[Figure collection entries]

_____

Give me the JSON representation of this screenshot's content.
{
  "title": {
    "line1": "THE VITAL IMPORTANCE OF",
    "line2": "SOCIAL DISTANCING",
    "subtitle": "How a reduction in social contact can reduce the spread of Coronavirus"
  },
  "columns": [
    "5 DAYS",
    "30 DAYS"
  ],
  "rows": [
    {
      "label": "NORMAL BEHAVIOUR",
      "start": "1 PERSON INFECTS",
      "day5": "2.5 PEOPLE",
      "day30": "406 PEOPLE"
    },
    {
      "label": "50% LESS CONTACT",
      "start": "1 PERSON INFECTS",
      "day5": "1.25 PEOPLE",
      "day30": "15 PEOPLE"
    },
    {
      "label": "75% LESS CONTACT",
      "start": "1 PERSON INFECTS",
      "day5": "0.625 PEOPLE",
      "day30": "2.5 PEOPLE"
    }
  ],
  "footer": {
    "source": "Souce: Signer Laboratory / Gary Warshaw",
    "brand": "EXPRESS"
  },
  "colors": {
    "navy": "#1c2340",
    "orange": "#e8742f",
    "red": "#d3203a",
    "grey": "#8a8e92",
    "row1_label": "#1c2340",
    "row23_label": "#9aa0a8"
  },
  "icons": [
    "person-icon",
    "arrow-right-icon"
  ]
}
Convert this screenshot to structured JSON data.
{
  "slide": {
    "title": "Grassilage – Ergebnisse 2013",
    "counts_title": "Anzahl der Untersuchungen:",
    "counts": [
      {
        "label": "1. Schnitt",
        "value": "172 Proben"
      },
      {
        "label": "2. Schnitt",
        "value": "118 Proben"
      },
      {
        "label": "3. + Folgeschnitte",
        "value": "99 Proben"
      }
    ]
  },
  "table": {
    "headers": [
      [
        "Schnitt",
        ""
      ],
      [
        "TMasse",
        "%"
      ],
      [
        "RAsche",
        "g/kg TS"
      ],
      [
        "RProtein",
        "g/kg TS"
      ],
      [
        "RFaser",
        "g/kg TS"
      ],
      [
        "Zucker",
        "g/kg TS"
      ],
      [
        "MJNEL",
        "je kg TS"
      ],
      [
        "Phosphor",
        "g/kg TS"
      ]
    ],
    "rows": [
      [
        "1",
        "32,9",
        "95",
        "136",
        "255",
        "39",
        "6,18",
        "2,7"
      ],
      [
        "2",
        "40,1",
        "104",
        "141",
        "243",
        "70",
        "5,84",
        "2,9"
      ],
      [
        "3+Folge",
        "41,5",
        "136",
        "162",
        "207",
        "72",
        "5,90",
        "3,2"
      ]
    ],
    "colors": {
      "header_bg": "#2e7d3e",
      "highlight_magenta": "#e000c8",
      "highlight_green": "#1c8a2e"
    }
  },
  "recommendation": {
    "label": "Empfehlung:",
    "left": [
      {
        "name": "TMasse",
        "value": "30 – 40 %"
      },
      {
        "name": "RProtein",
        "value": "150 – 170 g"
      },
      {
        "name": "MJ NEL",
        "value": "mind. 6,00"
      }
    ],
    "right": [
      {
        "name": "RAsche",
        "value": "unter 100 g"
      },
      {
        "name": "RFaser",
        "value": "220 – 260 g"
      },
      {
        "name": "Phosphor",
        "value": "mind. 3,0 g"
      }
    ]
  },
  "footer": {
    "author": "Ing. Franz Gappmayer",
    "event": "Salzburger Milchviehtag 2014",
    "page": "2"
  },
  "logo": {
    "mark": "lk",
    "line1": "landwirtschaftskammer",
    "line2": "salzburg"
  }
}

_____

→ BRIEF: An acceptable answer repeats every entry exactly, with nothing omitted.

→ EXERCISE OUTPUT:
Give me the JSON representation of this screenshot's content.
{
  "title": {
    "line1": "THE VITAL IMPORTANCE OF",
    "line2": "SOCIAL DISTANCING",
    "subtitle": "How a reduction in social contact can reduce the spread of Coronavirus"
  },
  "columns": [
    "5 DAYS",
    "30 DAYS"
  ],
  "rows": [
    {
      "label": "NORMAL BEHAVIOUR",
      "start": "1 PERSON INFECTS",
      "day5": "2.5 PEOPLE",
      "day30": "406 PEOPLE"
    },
    {
      "label": "50% LESS CONTACT",
      "start": "1 PERSON INFECTS",
      "day5": "1.25 PEOPLE",
      "day30": "15 PEOPLE"
    },
    {
      "label": "75% LESS CONTACT",
      "start": "1 PERSON INFECTS",
      "day5": "0.625 PEOPLE",
      "day30": "2.5 PEOPLE"
    }
  ],
  "footer": {
    "source": "Souce: Signer Laboratory / Gary Warshaw",
    "brand": "EXPRESS"
  },
  "colors": {
    "navy": "#1c2340",
    "orange": "#e8742f",
    "red": "#d3203a",
    "grey": "#8a8e92",
    "row1_label": "#1c2340",
    "row23_label": "#9aa0a8"
  },
  "icons": [
    "person-icon",
    "arrow-right-icon"
  ]
}
Convert this screenshot to structured JSON data.
{
  "slide": {
    "title": "Grassilage – Ergebnisse 2013",
    "counts_title": "Anzahl der Untersuchungen:",
    "counts": [
      {
        "label": "1. Schnitt",
        "value": "172 Proben"
      },
      {
        "label": "2. Schnitt",
        "value": "118 Proben"
      },
      {
        "label": "3. + Folgeschnitte",
        "value": "99 Proben"
      }
    ]
  },
  "table": {
    "headers": [
      [
        "Schnitt",
        ""
      ],
      [
        "TMasse",
        "%"
      ],
      [
        "RAsche",
        "g/kg TS"
      ],
      [
        "RProtein",
        "g/kg TS"
      ],
      [
        "RFaser",
        "g/kg TS"
      ],
      [
        "Zucker",
        "g/kg TS"
      ],
      [
        "MJNEL",
        "je kg TS"
      ],
      [
        "Phosphor",
        "g/kg TS"
      ]
    ],
    "rows": [
      [
        "1",
        "32,9",
        "95",
        "136",
        "255",
        "39",
        "6,18",
        "2,7"
      ],
      [
        "2",
        "40,1",
        "104",
        "141",
        "243",
        "70",
        "5,84",
        "2,9"
      ],
      [
        "3+Folge",
        "41,5",
        "136",
        "162",
        "207",
        "72",
        "5,90",
        "3,2"
      ]
    ],
    "colors": {
      "header_bg": "#2e7d3e",
      "highlight_magenta": "#e000c8",
      "highlight_green": "#1c8a2e"
    }
  },
  "recommendation": {
    "label": "Empfehlung:",
    "left": [
      {
        "name": "TMasse",
        "value": "30 – 40 %"
      },
      {
        "name": "RProtein",
        "value": "150 – 170 g"
      },
      {
        "name": "MJ NEL",
        "value": "mind. 6,00"
      }
    ],
    "right": [
      {
        "name": "RAsche",
        "value": "unter 100 g"
      },
      {
        "name": "RFaser",
        "value": "220 – 260 g"
      },
      {
        "name": "Phosphor",
        "value": "mind. 3,0 g"
      }
    ]
  },
  "footer": {
    "author": "Ing. Franz Gappmayer",
    "event": "Salzburger Milchviehtag 2014",
    "page": "2"
  },
  "logo": {
    "mark": "lk",
    "line1": "landwirtschaftskammer",
    "line2": "salzburg"
  }
}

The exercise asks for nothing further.